:: Exercise description ::
Report all lines holding "facility".

[Dataset records]
---*---

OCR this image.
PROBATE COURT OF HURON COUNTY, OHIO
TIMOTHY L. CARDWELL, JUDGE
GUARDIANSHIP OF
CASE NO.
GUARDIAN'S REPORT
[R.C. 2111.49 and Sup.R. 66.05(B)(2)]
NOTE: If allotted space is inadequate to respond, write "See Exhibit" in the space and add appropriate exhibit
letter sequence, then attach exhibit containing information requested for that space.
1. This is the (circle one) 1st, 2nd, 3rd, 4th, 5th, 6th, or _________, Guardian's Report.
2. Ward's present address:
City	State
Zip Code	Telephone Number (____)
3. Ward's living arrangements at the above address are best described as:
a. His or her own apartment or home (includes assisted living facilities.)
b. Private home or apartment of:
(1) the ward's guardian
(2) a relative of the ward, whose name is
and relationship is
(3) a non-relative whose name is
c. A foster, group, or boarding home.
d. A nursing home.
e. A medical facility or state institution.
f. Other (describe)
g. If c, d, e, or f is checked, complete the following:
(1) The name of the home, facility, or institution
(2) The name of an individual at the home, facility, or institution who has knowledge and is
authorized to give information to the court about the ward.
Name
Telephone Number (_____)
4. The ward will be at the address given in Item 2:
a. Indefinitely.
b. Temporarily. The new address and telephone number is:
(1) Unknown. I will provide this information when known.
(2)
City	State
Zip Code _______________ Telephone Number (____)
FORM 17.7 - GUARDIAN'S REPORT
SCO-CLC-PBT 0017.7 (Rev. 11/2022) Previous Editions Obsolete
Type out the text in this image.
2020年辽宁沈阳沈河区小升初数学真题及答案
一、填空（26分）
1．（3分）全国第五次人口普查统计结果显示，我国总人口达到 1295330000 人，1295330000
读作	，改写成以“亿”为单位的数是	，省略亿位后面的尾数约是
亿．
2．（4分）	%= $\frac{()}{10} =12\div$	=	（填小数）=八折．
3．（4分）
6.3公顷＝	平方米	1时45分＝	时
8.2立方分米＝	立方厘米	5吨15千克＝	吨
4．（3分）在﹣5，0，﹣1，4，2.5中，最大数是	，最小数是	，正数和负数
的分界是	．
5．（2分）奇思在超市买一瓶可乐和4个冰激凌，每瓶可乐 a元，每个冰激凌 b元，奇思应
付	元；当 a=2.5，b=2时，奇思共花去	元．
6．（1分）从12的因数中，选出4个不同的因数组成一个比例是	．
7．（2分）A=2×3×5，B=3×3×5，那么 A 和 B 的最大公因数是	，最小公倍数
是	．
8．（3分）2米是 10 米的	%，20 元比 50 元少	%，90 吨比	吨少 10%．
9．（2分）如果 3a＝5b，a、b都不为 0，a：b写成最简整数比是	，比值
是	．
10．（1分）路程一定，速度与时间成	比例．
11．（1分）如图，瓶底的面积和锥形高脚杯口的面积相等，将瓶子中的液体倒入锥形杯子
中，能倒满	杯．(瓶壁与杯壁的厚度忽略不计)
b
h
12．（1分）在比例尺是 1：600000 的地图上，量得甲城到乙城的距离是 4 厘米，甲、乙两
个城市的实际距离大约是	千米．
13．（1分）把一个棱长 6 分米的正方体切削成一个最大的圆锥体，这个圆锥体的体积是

---*---

:: Response to this exercise ::
e. A medical facility or state institution.
(1) The name of the home, facility, or institution
(2) The name of an individual at the home, facility, or institution who has knowledge and is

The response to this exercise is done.